◆ GIVEN TASK: Extract the full set of records that follows, word for word.

------

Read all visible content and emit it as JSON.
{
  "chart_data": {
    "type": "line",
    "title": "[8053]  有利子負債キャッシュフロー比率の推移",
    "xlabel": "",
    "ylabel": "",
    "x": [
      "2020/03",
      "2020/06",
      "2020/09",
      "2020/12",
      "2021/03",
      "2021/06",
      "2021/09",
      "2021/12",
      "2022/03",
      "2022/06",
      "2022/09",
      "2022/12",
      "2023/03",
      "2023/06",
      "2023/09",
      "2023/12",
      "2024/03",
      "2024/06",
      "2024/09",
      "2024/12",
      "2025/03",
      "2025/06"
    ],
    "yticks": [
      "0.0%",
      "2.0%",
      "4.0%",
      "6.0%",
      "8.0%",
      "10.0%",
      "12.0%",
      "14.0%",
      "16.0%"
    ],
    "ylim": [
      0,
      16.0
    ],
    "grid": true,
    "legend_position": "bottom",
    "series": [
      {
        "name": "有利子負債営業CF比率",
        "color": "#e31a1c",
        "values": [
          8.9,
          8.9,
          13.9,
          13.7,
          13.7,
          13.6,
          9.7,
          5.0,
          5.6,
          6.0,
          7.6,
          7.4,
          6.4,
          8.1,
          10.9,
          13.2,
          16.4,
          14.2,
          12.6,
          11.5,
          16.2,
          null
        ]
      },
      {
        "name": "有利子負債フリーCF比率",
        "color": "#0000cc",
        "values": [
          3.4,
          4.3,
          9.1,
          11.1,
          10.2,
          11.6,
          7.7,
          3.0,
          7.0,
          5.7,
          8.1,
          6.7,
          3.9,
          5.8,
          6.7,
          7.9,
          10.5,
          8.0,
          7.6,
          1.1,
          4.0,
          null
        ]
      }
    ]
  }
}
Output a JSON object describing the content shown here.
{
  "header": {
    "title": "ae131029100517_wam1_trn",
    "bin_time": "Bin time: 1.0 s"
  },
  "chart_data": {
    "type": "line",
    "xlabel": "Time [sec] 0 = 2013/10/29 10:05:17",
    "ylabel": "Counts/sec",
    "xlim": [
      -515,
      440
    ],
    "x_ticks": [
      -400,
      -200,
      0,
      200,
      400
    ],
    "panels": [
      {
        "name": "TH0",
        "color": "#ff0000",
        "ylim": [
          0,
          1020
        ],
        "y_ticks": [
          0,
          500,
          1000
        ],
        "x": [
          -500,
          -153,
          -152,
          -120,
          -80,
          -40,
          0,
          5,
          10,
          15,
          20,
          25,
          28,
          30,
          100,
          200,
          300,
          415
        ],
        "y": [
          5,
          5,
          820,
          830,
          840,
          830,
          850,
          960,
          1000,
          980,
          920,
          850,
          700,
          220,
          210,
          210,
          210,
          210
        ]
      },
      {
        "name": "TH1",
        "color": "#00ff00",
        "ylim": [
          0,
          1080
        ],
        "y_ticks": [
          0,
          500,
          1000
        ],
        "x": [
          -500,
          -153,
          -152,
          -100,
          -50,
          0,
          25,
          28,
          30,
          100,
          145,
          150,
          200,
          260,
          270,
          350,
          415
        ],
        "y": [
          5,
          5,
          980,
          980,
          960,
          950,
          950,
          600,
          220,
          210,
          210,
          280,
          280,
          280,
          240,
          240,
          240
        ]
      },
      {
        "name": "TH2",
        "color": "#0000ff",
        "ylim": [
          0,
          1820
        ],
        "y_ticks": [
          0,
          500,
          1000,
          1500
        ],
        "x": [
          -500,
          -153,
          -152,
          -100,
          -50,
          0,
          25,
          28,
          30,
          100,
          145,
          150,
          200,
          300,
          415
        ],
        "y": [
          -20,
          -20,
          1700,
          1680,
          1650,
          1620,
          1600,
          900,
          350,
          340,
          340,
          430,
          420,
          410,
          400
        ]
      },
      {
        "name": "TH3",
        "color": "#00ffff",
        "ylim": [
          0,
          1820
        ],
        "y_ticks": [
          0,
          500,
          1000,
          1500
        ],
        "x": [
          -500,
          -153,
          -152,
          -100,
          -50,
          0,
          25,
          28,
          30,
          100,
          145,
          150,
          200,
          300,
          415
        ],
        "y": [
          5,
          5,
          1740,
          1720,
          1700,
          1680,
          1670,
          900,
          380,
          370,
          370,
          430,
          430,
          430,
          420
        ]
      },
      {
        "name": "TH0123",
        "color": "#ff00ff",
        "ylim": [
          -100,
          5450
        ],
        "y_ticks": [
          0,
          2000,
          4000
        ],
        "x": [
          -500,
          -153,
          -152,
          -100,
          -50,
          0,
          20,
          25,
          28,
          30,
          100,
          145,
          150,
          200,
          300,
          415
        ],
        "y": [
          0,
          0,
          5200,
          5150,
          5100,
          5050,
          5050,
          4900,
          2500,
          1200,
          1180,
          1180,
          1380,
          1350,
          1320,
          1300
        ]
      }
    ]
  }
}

------

◆ EXERCISE ANSWER:
Read all visible content and emit it as JSON.
{
  "chart_data": {
    "type": "line",
    "title": "[8053]  有利子負債キャッシュフロー比率の推移",
    "xlabel": "",
    "ylabel": "",
    "x": [
      "2020/03",
      "2020/06",
      "2020/09",
      "2020/12",
      "2021/03",
      "2021/06",
      "2021/09",
      "2021/12",
      "2022/03",
      "2022/06",
      "2022/09",
      "2022/12",
      "2023/03",
      "2023/06",
      "2023/09",
      "2023/12",
      "2024/03",
      "2024/06",
      "2024/09",
      "2024/12",
      "2025/03",
      "2025/06"
    ],
    "yticks": [
      "0.0%",
      "2.0%",
      "4.0%",
      "6.0%",
      "8.0%",
      "10.0%",
      "12.0%",
      "14.0%",
      "16.0%"
    ],
    "ylim": [
      0,
      16.0
    ],
    "grid": true,
    "legend_position": "bottom",
    "series": [
      {
        "name": "有利子負債営業CF比率",
        "color": "#e31a1c",
        "values": [
          8.9,
          8.9,
          13.9,
          13.7,
          13.7,
          13.6,
          9.7,
          5.0,
          5.6,
          6.0,
          7.6,
          7.4,
          6.4,
          8.1,
          10.9,
          13.2,
          16.4,
          14.2,
          12.6,
          11.5,
          16.2,
          null
        ]
      },
      {
        "name": "有利子負債フリーCF比率",
        "color": "#0000cc",
        "values": [
          3.4,
          4.3,
          9.1,
          11.1,
          10.2,
          11.6,
          7.7,
          3.0,
          7.0,
          5.7,
          8.1,
          6.7,
          3.9,
          5.8,
          6.7,
          7.9,
          10.5,
          8.0,
          7.6,
          1.1,
          4.0,
          null
        ]
      }
    ]
  }
}
Output a JSON object describing the content shown here.
{
  "header": {
    "title": "ae131029100517_wam1_trn",
    "bin_time": "Bin time: 1.0 s"
  },
  "chart_data": {
    "type": "line",
    "xlabel": "Time [sec] 0 = 2013/10/29 10:05:17",
    "ylabel": "Counts/sec",
    "xlim": [
      -515,
      440
    ],
    "x_ticks": [
      -400,
      -200,
      0,
      200,
      400
    ],
    "panels": [
      {
        "name": "TH0",
        "color": "#ff0000",
        "ylim": [
          0,
          1020
        ],
        "y_ticks": [
          0,
          500,
          1000
        ],
        "x": [
          -500,
          -153,
          -152,
          -120,
          -80,
          -40,
          0,
          5,
          10,
          15,
          20,
          25,
          28,
          30,
          100,
          200,
          300,
          415
        ],
        "y": [
          5,
          5,
          820,
          830,
          840,
          830,
          850,
          960,
          1000,
          980,
          920,
          850,
          700,
          220,
          210,
          210,
          210,
          210
        ]
      },
      {
        "name": "TH1",
        "color": "#00ff00",
        "ylim": [
          0,
          1080
        ],
        "y_ticks": [
          0,
          500,
          1000
        ],
        "x": [
          -500,
          -153,
          -152,
          -100,
          -50,
          0,
          25,
          28,
          30,
          100,
          145,
          150,
          200,
          260,
          270,
          350,
          415
        ],
        "y": [
          5,
          5,
          980,
          980,
          960,
          950,
          950,
          600,
          220,
          210,
          210,
          280,
          280,
          280,
          240,
          240,
          240
        ]
      },
      {
        "name": "TH2",
        "color": "#0000ff",
        "ylim": [
          0,
          1820
        ],
        "y_ticks": [
          0,
          500,
          1000,
          1500
        ],
        "x": [
          -500,
          -153,
          -152,
          -100,
          -50,
          0,
          25,
          28,
          30,
          100,
          145,
          150,
          200,
          300,
          415
        ],
        "y": [
          -20,
          -20,
          1700,
          1680,
          1650,
          1620,
          1600,
          900,
          350,
          340,
          340,
          430,
          420,
          410,
          400
        ]
      },
      {
        "name": "TH3",
        "color": "#00ffff",
        "ylim": [
          0,
          1820
        ],
        "y_ticks": [
          0,
          500,
          1000,
          1500
        ],
        "x": [
          -500,
          -153,
          -152,
          -100,
          -50,
          0,
          25,
          28,
          30,
          100,
          145,
          150,
          200,
          300,
          415
        ],
        "y": [
          5,
          5,
          1740,
          1720,
          1700,
          1680,
          1670,
          900,
          380,
          370,
          370,
          430,
          430,
          430,
          420
        ]
      },
      {
        "name": "TH0123",
        "color": "#ff00ff",
        "ylim": [
          -100,
          5450
        ],
        "y_ticks": [
          0,
          2000,
          4000
        ],
        "x": [
          -500,
          -153,
          -152,
          -100,
          -50,
          0,
          20,
          25,
          28,
          30,
          100,
          145,
          150,
          200,
          300,
          415
        ],
        "y": [
          0,
          0,
          5200,
          5150,
          5100,
          5050,
          5050,
          4900,
          2500,
          1200,
          1180,
          1180,
          1380,
          1350,
          1320,
          1300
        ]
      }
    ]
  }
}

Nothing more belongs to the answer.